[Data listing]
----
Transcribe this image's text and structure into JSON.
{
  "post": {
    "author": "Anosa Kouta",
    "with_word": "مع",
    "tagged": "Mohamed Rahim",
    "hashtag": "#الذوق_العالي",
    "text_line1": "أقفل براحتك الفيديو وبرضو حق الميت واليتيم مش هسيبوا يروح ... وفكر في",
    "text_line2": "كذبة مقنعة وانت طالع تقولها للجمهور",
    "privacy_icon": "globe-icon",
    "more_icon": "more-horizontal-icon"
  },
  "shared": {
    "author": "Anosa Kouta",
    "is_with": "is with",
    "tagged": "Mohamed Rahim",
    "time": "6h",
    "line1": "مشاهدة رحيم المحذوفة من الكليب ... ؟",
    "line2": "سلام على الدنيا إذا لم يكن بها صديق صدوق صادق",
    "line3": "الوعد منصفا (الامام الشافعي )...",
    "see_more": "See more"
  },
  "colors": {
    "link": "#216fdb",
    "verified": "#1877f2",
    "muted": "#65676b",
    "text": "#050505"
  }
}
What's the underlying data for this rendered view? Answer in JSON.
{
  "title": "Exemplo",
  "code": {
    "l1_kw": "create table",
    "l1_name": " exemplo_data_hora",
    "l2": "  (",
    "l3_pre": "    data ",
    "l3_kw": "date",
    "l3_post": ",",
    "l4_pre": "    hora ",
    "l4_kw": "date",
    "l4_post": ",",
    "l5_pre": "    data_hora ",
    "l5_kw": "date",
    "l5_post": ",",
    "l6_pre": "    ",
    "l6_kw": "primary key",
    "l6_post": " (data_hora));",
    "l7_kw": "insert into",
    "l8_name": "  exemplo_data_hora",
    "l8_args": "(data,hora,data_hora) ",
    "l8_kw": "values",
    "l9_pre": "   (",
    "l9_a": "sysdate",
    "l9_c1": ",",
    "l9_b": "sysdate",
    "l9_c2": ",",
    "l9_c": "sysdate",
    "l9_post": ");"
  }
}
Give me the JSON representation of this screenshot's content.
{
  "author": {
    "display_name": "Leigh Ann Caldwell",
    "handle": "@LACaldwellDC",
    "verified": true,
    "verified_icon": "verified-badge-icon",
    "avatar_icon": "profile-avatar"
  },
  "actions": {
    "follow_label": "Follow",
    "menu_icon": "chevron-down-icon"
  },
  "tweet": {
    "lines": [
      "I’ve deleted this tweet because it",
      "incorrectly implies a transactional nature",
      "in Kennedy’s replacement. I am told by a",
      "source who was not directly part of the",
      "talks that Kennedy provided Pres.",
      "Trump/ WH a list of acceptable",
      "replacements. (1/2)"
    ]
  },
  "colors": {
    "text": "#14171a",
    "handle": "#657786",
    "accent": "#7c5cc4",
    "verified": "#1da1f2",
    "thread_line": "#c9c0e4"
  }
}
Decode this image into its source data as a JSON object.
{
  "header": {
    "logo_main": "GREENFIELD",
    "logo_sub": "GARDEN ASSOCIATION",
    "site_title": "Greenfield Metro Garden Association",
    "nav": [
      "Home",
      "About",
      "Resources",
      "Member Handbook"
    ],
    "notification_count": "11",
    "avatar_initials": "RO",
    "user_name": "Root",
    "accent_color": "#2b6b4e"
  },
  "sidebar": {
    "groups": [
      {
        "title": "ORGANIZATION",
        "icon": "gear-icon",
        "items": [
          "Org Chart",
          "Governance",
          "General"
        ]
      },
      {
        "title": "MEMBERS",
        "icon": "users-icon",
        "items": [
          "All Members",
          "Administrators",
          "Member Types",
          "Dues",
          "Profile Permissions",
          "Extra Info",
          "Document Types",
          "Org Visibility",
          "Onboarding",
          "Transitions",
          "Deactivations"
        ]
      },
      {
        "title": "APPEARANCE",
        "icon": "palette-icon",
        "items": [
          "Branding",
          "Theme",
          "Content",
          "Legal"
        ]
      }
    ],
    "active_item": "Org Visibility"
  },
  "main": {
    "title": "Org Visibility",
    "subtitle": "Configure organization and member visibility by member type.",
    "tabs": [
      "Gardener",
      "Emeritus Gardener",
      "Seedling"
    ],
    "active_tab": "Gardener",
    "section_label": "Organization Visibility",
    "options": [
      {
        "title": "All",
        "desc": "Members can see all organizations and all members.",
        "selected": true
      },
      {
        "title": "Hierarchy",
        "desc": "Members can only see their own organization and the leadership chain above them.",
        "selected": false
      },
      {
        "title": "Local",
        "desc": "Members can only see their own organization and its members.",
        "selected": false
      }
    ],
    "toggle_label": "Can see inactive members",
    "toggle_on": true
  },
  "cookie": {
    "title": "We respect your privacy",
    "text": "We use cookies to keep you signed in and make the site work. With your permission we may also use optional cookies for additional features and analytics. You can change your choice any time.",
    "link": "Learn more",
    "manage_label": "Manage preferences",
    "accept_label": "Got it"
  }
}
----
■ Aim ■
Reproduce every record above exactly as it appears.

■ Final answer ■
Transcribe this image's text and structure into JSON.
{
  "post": {
    "author": "Anosa Kouta",
    "with_word": "مع",
    "tagged": "Mohamed Rahim",
    "hashtag": "#الذوق_العالي",
    "text_line1": "أقفل براحتك الفيديو وبرضو حق الميت واليتيم مش هسيبوا يروح ... وفكر في",
    "text_line2": "كذبة مقنعة وانت طالع تقولها للجمهور",
    "privacy_icon": "globe-icon",
    "more_icon": "more-horizontal-icon"
  },
  "shared": {
    "author": "Anosa Kouta",
    "is_with": "is with",
    "tagged": "Mohamed Rahim",
    "time": "6h",
    "line1": "مشاهدة رحيم المحذوفة من الكليب ... ؟",
    "line2": "سلام على الدنيا إذا لم يكن بها صديق صدوق صادق",
    "line3": "الوعد منصفا (الامام الشافعي )...",
    "see_more": "See more"
  },
  "colors": {
    "link": "#216fdb",
    "verified": "#1877f2",
    "muted": "#65676b",
    "text": "#050505"
  }
}
What's the underlying data for this rendered view? Answer in JSON.
{
  "title": "Exemplo",
  "code": {
    "l1_kw": "create table",
    "l1_name": " exemplo_data_hora",
    "l2": "  (",
    "l3_pre": "    data ",
    "l3_kw": "date",
    "l3_post": ",",
    "l4_pre": "    hora ",
    "l4_kw": "date",
    "l4_post": ",",
    "l5_pre": "    data_hora ",
    "l5_kw": "date",
    "l5_post": ",",
    "l6_pre": "    ",
    "l6_kw": "primary key",
    "l6_post": " (data_hora));",
    "l7_kw": "insert into",
    "l8_name": "  exemplo_data_hora",
    "l8_args": "(data,hora,data_hora) ",
    "l8_kw": "values",
    "l9_pre": "   (",
    "l9_a": "sysdate",
    "l9_c1": ",",
    "l9_b": "sysdate",
    "l9_c2": ",",
    "l9_c": "sysdate",
    "l9_post": ");"
  }
}
Give me the JSON representation of this screenshot's content.
{
  "author": {
    "display_name": "Leigh Ann Caldwell",
    "handle": "@LACaldwellDC",
    "verified": true,
    "verified_icon": "verified-badge-icon",
    "avatar_icon": "profile-avatar"
  },
  "actions": {
    "follow_label": "Follow",
    "menu_icon": "chevron-down-icon"
  },
  "tweet": {
    "lines": [
      "I’ve deleted this tweet because it",
      "incorrectly implies a transactional nature",
      "in Kennedy’s replacement. I am told by a",
      "source who was not directly part of the",
      "talks that Kennedy provided Pres.",
      "Trump/ WH a list of acceptable",
      "replacements. (1/2)"
    ]
  },
  "colors": {
    "text": "#14171a",
    "handle": "#657786",
    "accent": "#7c5cc4",
    "verified": "#1da1f2",
    "thread_line": "#c9c0e4"
  }
}
Decode this image into its source data as a JSON object.
{
  "header": {
    "logo_main": "GREENFIELD",
    "logo_sub": "GARDEN ASSOCIATION",
    "site_title": "Greenfield Metro Garden Association",
    "nav": [
      "Home",
      "About",
      "Resources",
      "Member Handbook"
    ],
    "notification_count": "11",
    "avatar_initials": "RO",
    "user_name": "Root",
    "accent_color": "#2b6b4e"
  },
  "sidebar": {
    "groups": [
      {
        "title": "ORGANIZATION",
        "icon": "gear-icon",
        "items": [
          "Org Chart",
          "Governance",
          "General"
        ]
      },
      {
        "title": "MEMBERS",
        "icon": "users-icon",
        "items": [
          "All Members",
          "Administrators",
          "Member Types",
          "Dues",
          "Profile Permissions",
          "Extra Info",
          "Document Types",
          "Org Visibility",
          "Onboarding",
          "Transitions",
          "Deactivations"
        ]
      },
      {
        "title": "APPEARANCE",
        "icon": "palette-icon",
        "items": [
          "Branding",
          "Theme",
          "Content",
          "Legal"
        ]
      }
    ],
    "active_item": "Org Visibility"
  },
  "main": {
    "title": "Org Visibility",
    "subtitle": "Configure organization and member visibility by member type.",
    "tabs": [
      "Gardener",
      "Emeritus Gardener",
      "Seedling"
    ],
    "active_tab": "Gardener",
    "section_label": "Organization Visibility",
    "options": [
      {
        "title": "All",
        "desc": "Members can see all organizations and all members.",
        "selected": true
      },
      {
        "title": "Hierarchy",
        "desc": "Members can only see their own organization and the leadership chain above them.",
        "selected": false
      },
      {
        "title": "Local",
        "desc": "Members can only see their own organization and its members.",
        "selected": false
      }
    ],
    "toggle_label": "Can see inactive members",
    "toggle_on": true
  },
  "cookie": {
    "title": "We respect your privacy",
    "text": "We use cookies to keep you signed in and make the site work. With your permission we may also use optional cookies for additional features and analytics. You can change your choice any time.",
    "link": "Learn more",
    "manage_label": "Manage preferences",
    "accept_label": "Got it"
  }
}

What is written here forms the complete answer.